→ DESCRIPTION OF THE TASK
In how many lines of the data does the word "Used" appear? Give the number by itself.
•••
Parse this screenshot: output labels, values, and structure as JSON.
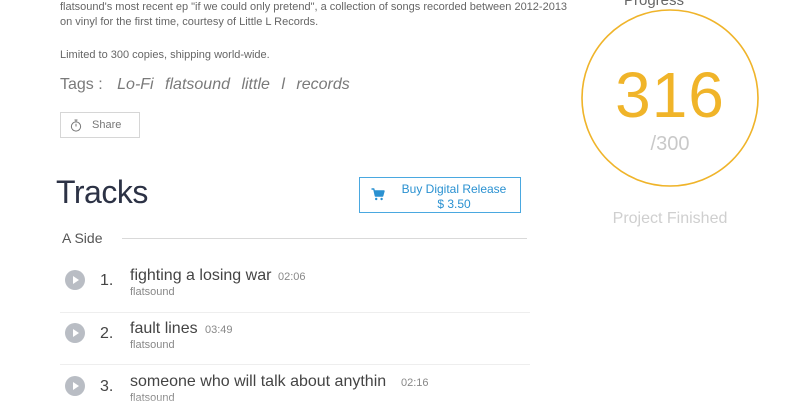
{
  "description": {
    "line1": "flatsound's most recent ep \"if we could only pretend\", a collection of songs recorded between 2012-2013",
    "line2": "on vinyl for the first time, courtesy of Little L Records.",
    "line3": "Limited to 300 copies, shipping world-wide."
  },
  "tags": {
    "label": "Tags :",
    "items": [
      "Lo-Fi",
      "flatsound",
      "little",
      "l",
      "records"
    ]
  },
  "share": {
    "label": "Share",
    "icon": "stopwatch-icon"
  },
  "tracks_heading": "Tracks",
  "buy": {
    "label": "Buy Digital Release",
    "price": "$ 3.50",
    "icon": "cart-icon",
    "color": "#2a91d1"
  },
  "side": {
    "label": "A Side"
  },
  "tracks": [
    {
      "number": "1.",
      "title": "fighting a losing war",
      "duration": "02:06",
      "artist": "flatsound"
    },
    {
      "number": "2.",
      "title": "fault lines",
      "duration": "03:49",
      "artist": "flatsound"
    },
    {
      "number": "3.",
      "title": "someone who will talk about anythin",
      "duration": "02:16",
      "artist": "flatsound"
    }
  ],
  "progress": {
    "label": "Progress",
    "count": "316",
    "goal": "/300",
    "status": "Project Finished",
    "ring_color": "#f0b429",
    "ring_fill_fraction": 1.0
  }
}
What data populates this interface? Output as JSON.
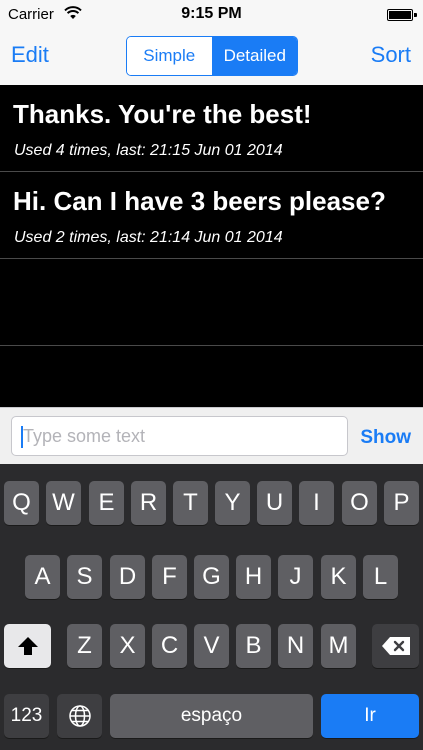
{
  "status_bar": {
    "carrier": "Carrier",
    "time": "9:15 PM"
  },
  "nav": {
    "left_button": "Edit",
    "right_button": "Sort",
    "segments": [
      {
        "label": "Simple",
        "selected": false
      },
      {
        "label": "Detailed",
        "selected": true
      }
    ]
  },
  "list": {
    "items": [
      {
        "title": "Thanks. You're the best!",
        "subtitle": "Used 4 times, last: 21:15 Jun 01 2014"
      },
      {
        "title": "Hi. Can I have 3 beers please?",
        "subtitle": "Used 2 times, last: 21:14 Jun 01 2014"
      }
    ]
  },
  "input": {
    "placeholder": "Type some text",
    "value": "",
    "action_label": "Show"
  },
  "keyboard": {
    "row1": [
      "Q",
      "W",
      "E",
      "R",
      "T",
      "Y",
      "U",
      "I",
      "O",
      "P"
    ],
    "row2": [
      "A",
      "S",
      "D",
      "F",
      "G",
      "H",
      "J",
      "K",
      "L"
    ],
    "row3": [
      "Z",
      "X",
      "C",
      "V",
      "B",
      "N",
      "M"
    ],
    "numbers_label": "123",
    "space_label": "espaço",
    "return_label": "Ir",
    "shift_icon": "shift-icon",
    "delete_icon": "backspace-icon",
    "globe_icon": "globe-icon"
  },
  "colors": {
    "accent": "#1a7cf5"
  }
}
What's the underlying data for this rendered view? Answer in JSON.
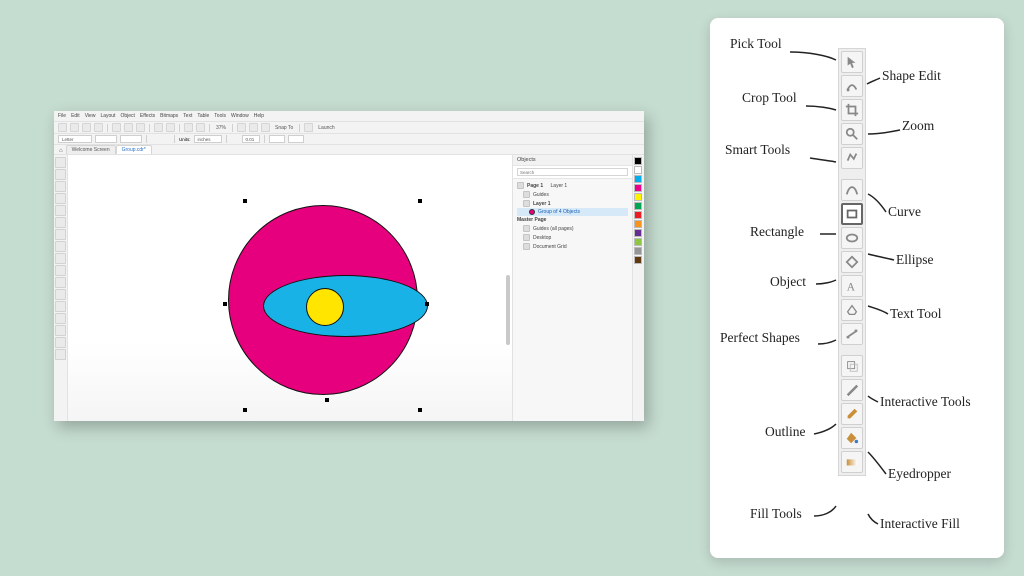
{
  "app": {
    "menu": [
      "File",
      "Edit",
      "View",
      "Layout",
      "Object",
      "Effects",
      "Bitmaps",
      "Text",
      "Table",
      "Tools",
      "Window",
      "Help"
    ],
    "toolbar": {
      "zoom_value": "37%",
      "snap_to": "Snap To",
      "launch": "Launch"
    },
    "propbar": {
      "preset_label": "Letter",
      "units_label": "Units:",
      "units_value": "inches",
      "nudge": "0.01"
    },
    "tabs": [
      {
        "label": "Welcome Screen",
        "active": false
      },
      {
        "label": "Group.cdr*",
        "active": true
      }
    ],
    "objects_panel": {
      "title": "Objects",
      "search_placeholder": "Search",
      "page_label": "Page 1",
      "layer_suffix": "Layer 1",
      "guides": "Guides",
      "layer1": "Layer 1",
      "group_label": "Group of 4 Objects",
      "master_page": "Master Page",
      "guides_all": "Guides (all pages)",
      "desktop": "Desktop",
      "document_grid": "Document Grid"
    },
    "swatch_colors": [
      "#000000",
      "#ffffff",
      "#00aeef",
      "#ec008c",
      "#fff200",
      "#00a651",
      "#ed1c24",
      "#f7941d",
      "#662d91",
      "#8dc63f",
      "#939598",
      "#603913"
    ]
  },
  "diagram": {
    "labels": {
      "pick": "Pick Tool",
      "shape_edit": "Shape Edit",
      "crop": "Crop Tool",
      "zoom": "Zoom",
      "smart": "Smart Tools",
      "curve": "Curve",
      "rectangle": "Rectangle",
      "ellipse": "Ellipse",
      "object": "Object",
      "text": "Text Tool",
      "perfect": "Perfect Shapes",
      "interactive_tools": "Interactive Tools",
      "outline": "Outline",
      "eyedropper": "Eyedropper",
      "fill": "Fill Tools",
      "interactive_fill": "Interactive Fill"
    },
    "tools": [
      "pick",
      "shape-edit",
      "crop",
      "zoom",
      "smart",
      "curve",
      "rectangle",
      "ellipse",
      "object",
      "text",
      "perfect-shapes",
      "dimension",
      "interactive-tools",
      "outline",
      "eyedropper",
      "fill",
      "interactive-fill"
    ]
  }
}
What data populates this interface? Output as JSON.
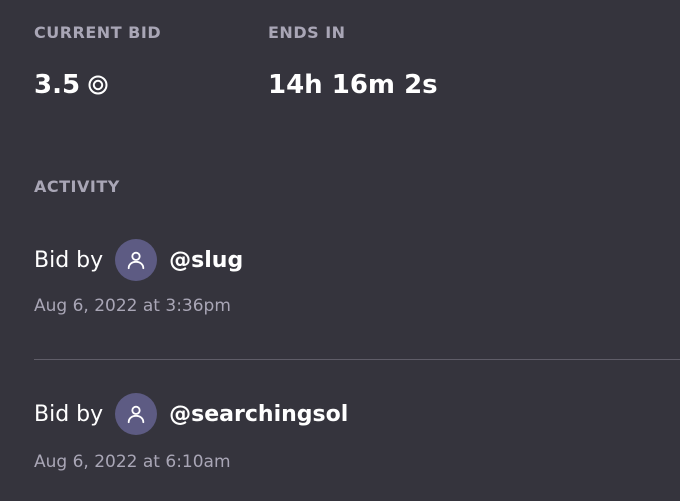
{
  "auction": {
    "current_bid_label": "CURRENT BID",
    "current_bid_value": "3.5",
    "currency_icon": "sol-coin-icon",
    "ends_in_label": "ENDS IN",
    "ends_in_value": "14h 16m 2s"
  },
  "activity": {
    "label": "ACTIVITY",
    "items": [
      {
        "prefix": "Bid by",
        "avatar_icon": "user-icon",
        "handle": "@slug",
        "timestamp": "Aug 6, 2022 at 3:36pm"
      },
      {
        "prefix": "Bid by",
        "avatar_icon": "user-icon",
        "handle": "@searchingsol",
        "timestamp": "Aug 6, 2022 at 6:10am"
      }
    ]
  },
  "colors": {
    "background": "#35343d",
    "muted_text": "#a9a6b6",
    "avatar_bg": "#5d5b83",
    "divider": "#5f5d68"
  }
}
•••
→ ANSWER TO THIS PROBLEM
2